▶ _Set task_: Return the lines below exactly as they appear, leaving out the pictures.
══════
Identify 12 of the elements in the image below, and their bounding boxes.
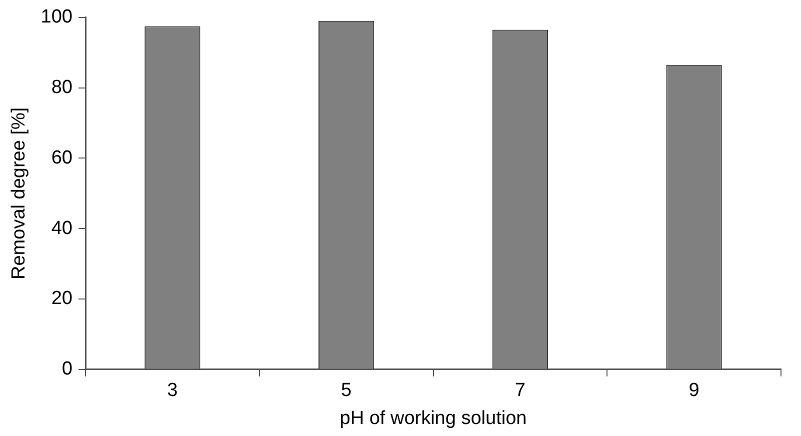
x-tick-label: 3 [167,380,178,402]
x-tick-label: 9 [688,380,700,402]
y-tick-label: 80 [51,77,72,98]
x-axis-title: pH of working solution [340,408,527,429]
x-tick-label: 7 [514,380,526,402]
y-tick-label: 60 [51,147,72,168]
y-axis-title: Removal degree [%] [8,107,30,280]
y-tick-label: 0 [62,358,72,380]
y-tick-label: 20 [51,288,72,310]
y-tick-label: 40 [51,218,72,239]
y-tick-label: 100 [40,6,72,28]
x-tick-label: 5 [341,380,352,402]
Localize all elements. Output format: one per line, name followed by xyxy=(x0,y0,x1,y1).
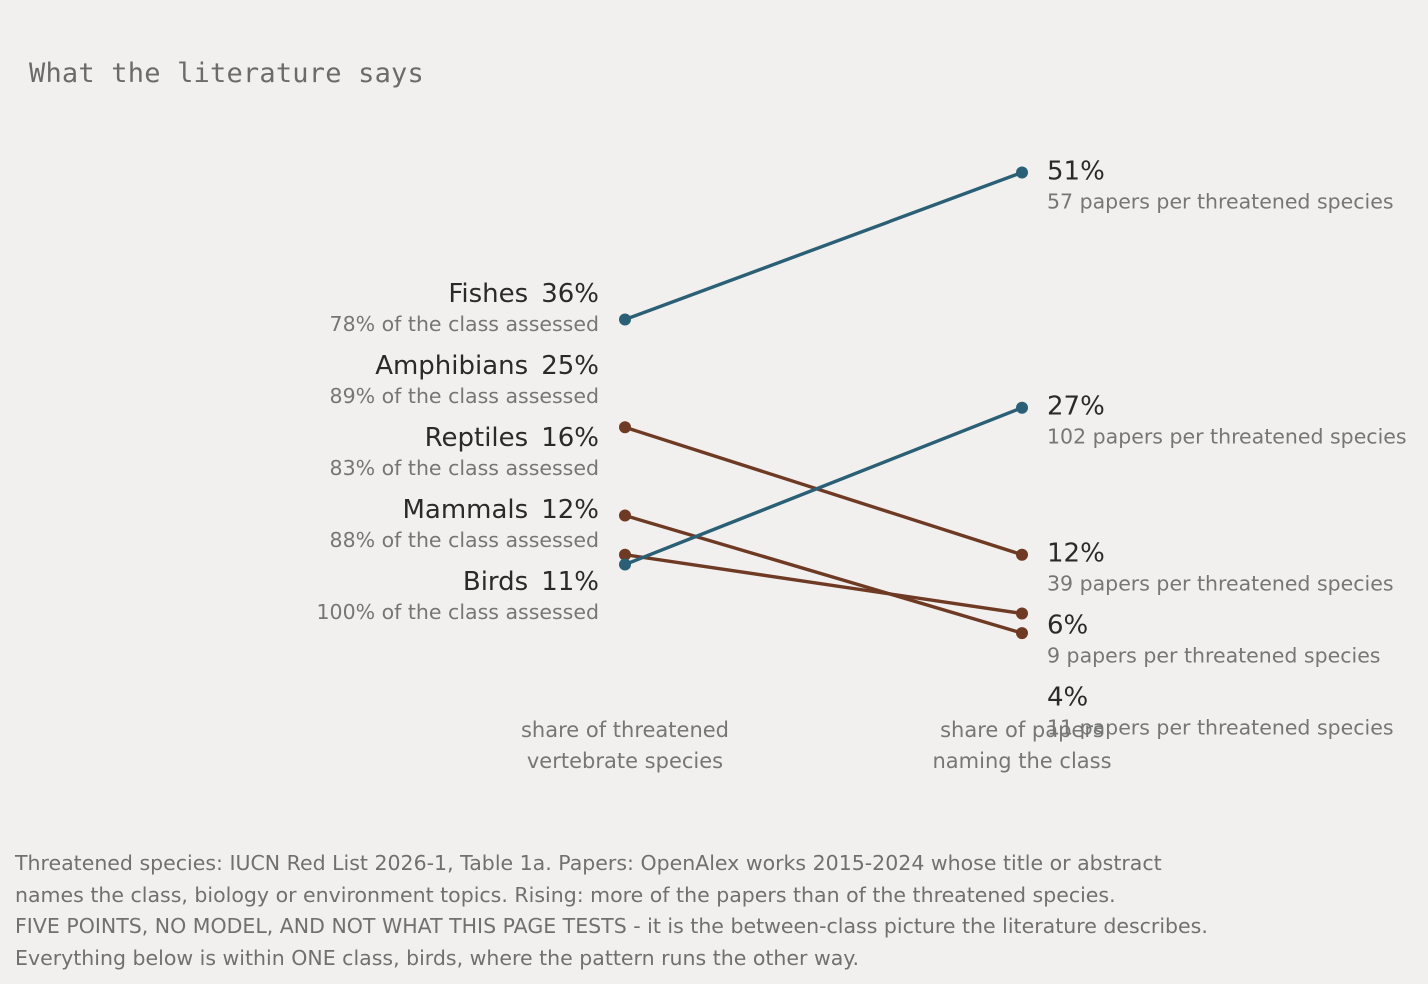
right-point-birds xyxy=(1016,401,1028,414)
left-sublabel-birds: 100% of the class assessed xyxy=(317,600,600,624)
left-sublabel-reptiles: 83% of the class assessed xyxy=(330,456,599,480)
left-point-reptiles xyxy=(619,509,631,522)
chart-title: What the literature says xyxy=(29,58,424,89)
left-point-amphibians xyxy=(619,421,631,434)
slope-line-amphibians xyxy=(623,425,1024,557)
note-line: FIVE POINTS, NO MODEL, AND NOT WHAT THIS… xyxy=(15,914,1208,938)
left-label-birds: Birds 11% xyxy=(463,567,599,597)
right-sublabel-reptiles: 11 papers per threatened species xyxy=(1047,716,1394,740)
slope-line-mammals xyxy=(623,553,1024,616)
left-point-birds xyxy=(619,558,631,571)
right-sublabel-fishes: 57 papers per threatened species xyxy=(1047,190,1394,214)
left-point-mammals xyxy=(619,548,631,561)
right-sublabel-mammals: 9 papers per threatened species xyxy=(1047,644,1381,668)
right-value-label-amphibians: 12% xyxy=(1047,539,1105,569)
right-value-label-mammals: 6% xyxy=(1047,611,1088,641)
left-sublabel-mammals: 88% of the class assessed xyxy=(330,528,599,552)
slope-line-reptiles xyxy=(623,513,1024,635)
right-axis-label: share of papers xyxy=(940,718,1104,742)
note-line: Threatened species: IUCN Red List 2026-1… xyxy=(15,851,1162,875)
right-sublabel-birds: 102 papers per threatened species xyxy=(1047,425,1407,449)
left-sublabel-amphibians: 89% of the class assessed xyxy=(330,384,599,408)
left-axis-label: share of threatened xyxy=(521,718,729,742)
right-value-label-reptiles: 4% xyxy=(1047,683,1088,713)
right-value-label-birds: 27% xyxy=(1047,392,1105,422)
note-line: Everything below is within ONE class, bi… xyxy=(15,945,860,970)
note-line: names the class, biology or environment … xyxy=(15,882,1116,907)
left-label-fishes: Fishes 36% xyxy=(448,279,599,309)
left-label-amphibians: Amphibians 25% xyxy=(375,351,599,381)
right-point-mammals xyxy=(1016,607,1028,620)
left-axis-label: vertebrate species xyxy=(527,749,723,773)
right-point-reptiles xyxy=(1016,627,1028,640)
left-label-mammals: Mammals 12% xyxy=(402,495,599,525)
source-notes: Threatened species: IUCN Red List 2026-1… xyxy=(15,848,1415,974)
right-value-label-fishes: 51% xyxy=(1047,157,1105,187)
slope-line-fishes xyxy=(623,170,1024,322)
slope-chart: Fishes 36% 78% of the class assessed Amphi… xyxy=(317,157,1407,774)
left-point-fishes xyxy=(619,313,631,326)
right-point-fishes xyxy=(1016,166,1028,179)
left-sublabel-fishes: 78% of the class assessed xyxy=(330,312,599,336)
right-axis-label: naming the class xyxy=(932,749,1111,773)
left-label-reptiles: Reptiles 16% xyxy=(425,423,599,453)
right-point-amphibians xyxy=(1016,548,1028,561)
right-sublabel-amphibians: 39 papers per threatened species xyxy=(1047,572,1394,596)
slope-line-birds xyxy=(623,406,1024,567)
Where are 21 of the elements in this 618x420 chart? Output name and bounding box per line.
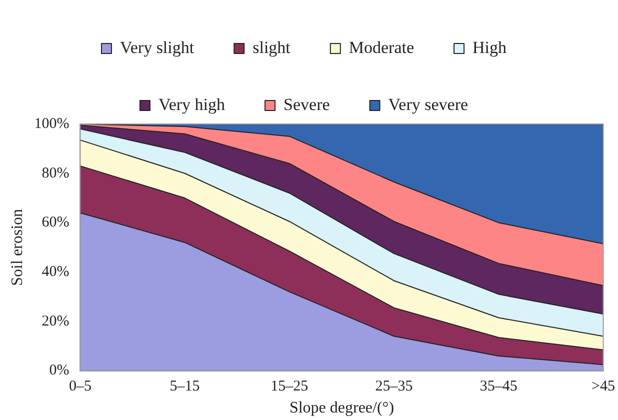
x-tick-label: 0–5: [68, 378, 92, 395]
y-tick-label: 80%: [42, 165, 70, 182]
y-axis-title: Soil erosion: [8, 208, 26, 286]
legend-label: Moderate: [348, 38, 414, 57]
x-tick-label: 25–35: [375, 378, 413, 395]
legend-label: Very high: [158, 94, 226, 114]
x-tick-label: 5–15: [170, 378, 200, 395]
legend-label: slight: [252, 38, 291, 57]
y-tick-label: 20%: [42, 313, 70, 330]
y-tick-label: 0%: [49, 362, 70, 379]
legend-label: Very severe: [388, 94, 468, 114]
legend-label: Severe: [284, 94, 330, 114]
y-tick-label: 100%: [34, 116, 70, 132]
y-tick-label: 40%: [42, 264, 70, 280]
x-axis-title: Slope degree/(°): [289, 400, 394, 417]
legend-label: High: [472, 38, 508, 57]
x-tick-label: 35–45: [480, 378, 518, 395]
x-tick-label: >45: [592, 378, 616, 395]
x-tick-label: 15–25: [270, 378, 308, 395]
y-tick-label: 60%: [42, 214, 70, 231]
legend-label: Very slight: [120, 38, 194, 57]
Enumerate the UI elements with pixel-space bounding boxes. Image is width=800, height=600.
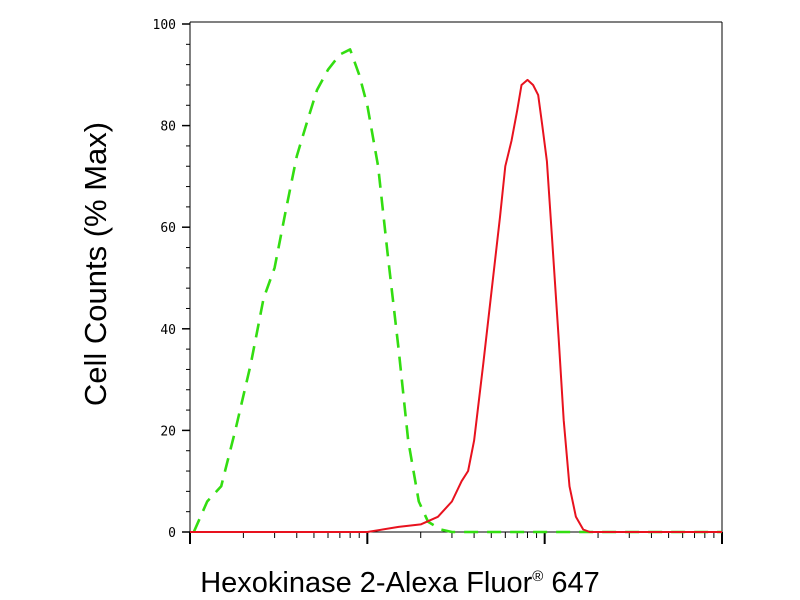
x-axis-label-suffix: 647 — [543, 567, 599, 599]
sample-histogram-line — [190, 78, 722, 533]
control-histogram-line — [192, 48, 722, 534]
y-tick-label: 100 — [153, 18, 176, 33]
y-tick-label: 40 — [160, 323, 176, 338]
y-axis-label: Cell Counts (% Max) — [78, 122, 113, 406]
series-layer — [190, 48, 722, 534]
x-axis-label: Hexokinase 2-Alexa Fluor® 647 — [200, 567, 600, 599]
y-axis-ticks: 0 20 40 60 80 100 — [153, 18, 190, 541]
y-tick-label: 20 — [160, 424, 176, 439]
x-axis-ticks — [189, 532, 723, 544]
x-axis-label-main: Hexokinase 2-Alexa Fluor — [200, 567, 532, 599]
y-tick-label: 80 — [160, 120, 176, 135]
y-tick-label: 60 — [160, 221, 176, 236]
axes — [189, 21, 723, 533]
registered-mark: ® — [532, 568, 543, 585]
y-tick-label: 0 — [168, 526, 176, 541]
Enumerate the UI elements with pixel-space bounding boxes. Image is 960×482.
══════
▶ _Task solution_:
Identify 12 of the elements in the image below, and their bounding boxes.
x-tick-label: 3 [167,380,178,402]
x-tick-label: 9 [688,380,700,402]
y-tick-label: 80 [51,77,72,98]
x-axis-title: pH of working solution [340,408,527,429]
x-tick-label: 7 [514,380,526,402]
y-tick-label: 60 [51,147,72,168]
y-axis-title: Removal degree [%] [8,107,30,280]
y-tick-label: 0 [62,358,72,380]
y-tick-label: 20 [51,288,72,310]
y-tick-label: 40 [51,218,72,239]
y-tick-label: 100 [40,6,72,28]
x-tick-label: 5 [341,380,352,402]
Localize all elements. Output format: one per line, name followed by xyxy=(x0,y0,x1,y1).
right-point-birds xyxy=(1016,401,1028,414)
left-sublabel-birds: 100% of the class assessed xyxy=(317,600,600,624)
left-sublabel-reptiles: 83% of the class assessed xyxy=(330,456,599,480)
left-point-reptiles xyxy=(619,509,631,522)
chart-title: What the literature says xyxy=(29,58,424,89)
left-point-amphibians xyxy=(619,421,631,434)
slope-line-amphibians xyxy=(623,425,1024,557)
note-line: FIVE POINTS, NO MODEL, AND NOT WHAT THIS… xyxy=(15,914,1208,938)
left-label-birds: Birds 11% xyxy=(463,567,599,597)
right-sublabel-reptiles: 11 papers per threatened species xyxy=(1047,716,1394,740)
slope-line-mammals xyxy=(623,553,1024,616)
left-point-birds xyxy=(619,558,631,571)
right-sublabel-fishes: 57 papers per threatened species xyxy=(1047,190,1394,214)
left-point-mammals xyxy=(619,548,631,561)
right-sublabel-mammals: 9 papers per threatened species xyxy=(1047,644,1381,668)
right-value-label-amphibians: 12% xyxy=(1047,539,1105,569)
right-value-label-mammals: 6% xyxy=(1047,611,1088,641)
left-sublabel-mammals: 88% of the class assessed xyxy=(330,528,599,552)
slope-line-reptiles xyxy=(623,513,1024,635)
right-axis-label: share of papers xyxy=(940,718,1104,742)
note-line: Threatened species: IUCN Red List 2026-1… xyxy=(15,851,1162,875)
right-sublabel-birds: 102 papers per threatened species xyxy=(1047,425,1407,449)
left-sublabel-amphibians: 89% of the class assessed xyxy=(330,384,599,408)
left-axis-label: share of threatened xyxy=(521,718,729,742)
right-value-label-reptiles: 4% xyxy=(1047,683,1088,713)
right-value-label-birds: 27% xyxy=(1047,392,1105,422)
note-line: Everything below is within ONE class, bi… xyxy=(15,945,860,970)
note-line: names the class, biology or environment … xyxy=(15,882,1116,907)
left-label-fishes: Fishes 36% xyxy=(448,279,599,309)
left-label-amphibians: Amphibians 25% xyxy=(375,351,599,381)
right-point-mammals xyxy=(1016,607,1028,620)
left-axis-label: vertebrate species xyxy=(527,749,723,773)
right-point-reptiles xyxy=(1016,627,1028,640)
left-label-mammals: Mammals 12% xyxy=(402,495,599,525)
source-notes: Threatened species: IUCN Red List 2026-1… xyxy=(15,848,1415,974)
right-value-label-fishes: 51% xyxy=(1047,157,1105,187)
slope-line-fishes xyxy=(623,170,1024,322)
slope-chart: Fishes 36% 78% of the class assessed Amphi… xyxy=(317,157,1407,774)
left-point-fishes xyxy=(619,313,631,326)
right-point-fishes xyxy=(1016,166,1028,179)
left-sublabel-fishes: 78% of the class assessed xyxy=(330,312,599,336)
right-axis-label: naming the class xyxy=(932,749,1111,773)
left-label-reptiles: Reptiles 16% xyxy=(425,423,599,453)
right-point-amphibians xyxy=(1016,548,1028,561)
right-sublabel-amphibians: 39 papers per threatened species xyxy=(1047,572,1394,596)
slope-line-birds xyxy=(623,406,1024,567)
Where are 21 of the elements in this 618x420 chart? Output name and bounding box per line.
x-tick-label: 0–5: [68, 378, 92, 395]
y-tick-label: 80%: [42, 165, 70, 182]
y-axis-title: Soil erosion: [8, 208, 26, 286]
legend-label: Moderate: [348, 38, 414, 57]
x-tick-label: 25–35: [375, 378, 413, 395]
legend-label: Very high: [158, 94, 226, 114]
x-tick-label: 5–15: [170, 378, 200, 395]
legend-label: slight: [252, 38, 291, 57]
y-tick-label: 20%: [42, 313, 70, 330]
y-tick-label: 0%: [49, 362, 70, 379]
legend-label: Very severe: [388, 94, 468, 114]
legend-label: Severe: [284, 94, 330, 114]
y-tick-label: 100%: [34, 116, 70, 132]
y-tick-label: 40%: [42, 264, 70, 280]
x-axis-title: Slope degree/(°): [289, 400, 394, 417]
legend-label: High: [472, 38, 508, 57]
x-tick-label: 35–45: [480, 378, 518, 395]
x-tick-label: >45: [592, 378, 616, 395]
x-tick-label: 15–25: [270, 378, 308, 395]
y-tick-label: 60%: [42, 214, 70, 231]
legend-label: Very slight: [120, 38, 194, 57]
Enumerate the UI elements with pixel-space bounding boxes. Image is width=800, height=600.
x-axis-label-suffix: 647 — [543, 567, 599, 599]
sample-histogram-line — [190, 78, 722, 533]
control-histogram-line — [192, 48, 722, 534]
y-tick-label: 100 — [153, 18, 176, 33]
y-tick-label: 40 — [160, 323, 176, 338]
y-axis-label: Cell Counts (% Max) — [78, 122, 113, 406]
series-layer — [190, 48, 722, 534]
x-axis-label: Hexokinase 2-Alexa Fluor® 647 — [200, 567, 600, 599]
y-axis-ticks: 0 20 40 60 80 100 — [153, 18, 190, 541]
y-tick-label: 20 — [160, 424, 176, 439]
x-axis-ticks — [189, 532, 723, 544]
x-axis-label-main: Hexokinase 2-Alexa Fluor — [200, 567, 532, 599]
y-tick-label: 80 — [160, 120, 176, 135]
y-tick-label: 60 — [160, 221, 176, 236]
axes — [189, 21, 723, 533]
registered-mark: ® — [532, 568, 543, 585]
y-tick-label: 0 — [168, 526, 176, 541]
Enumerate the UI elements with pixel-space bounding boxes. Image is 960×482.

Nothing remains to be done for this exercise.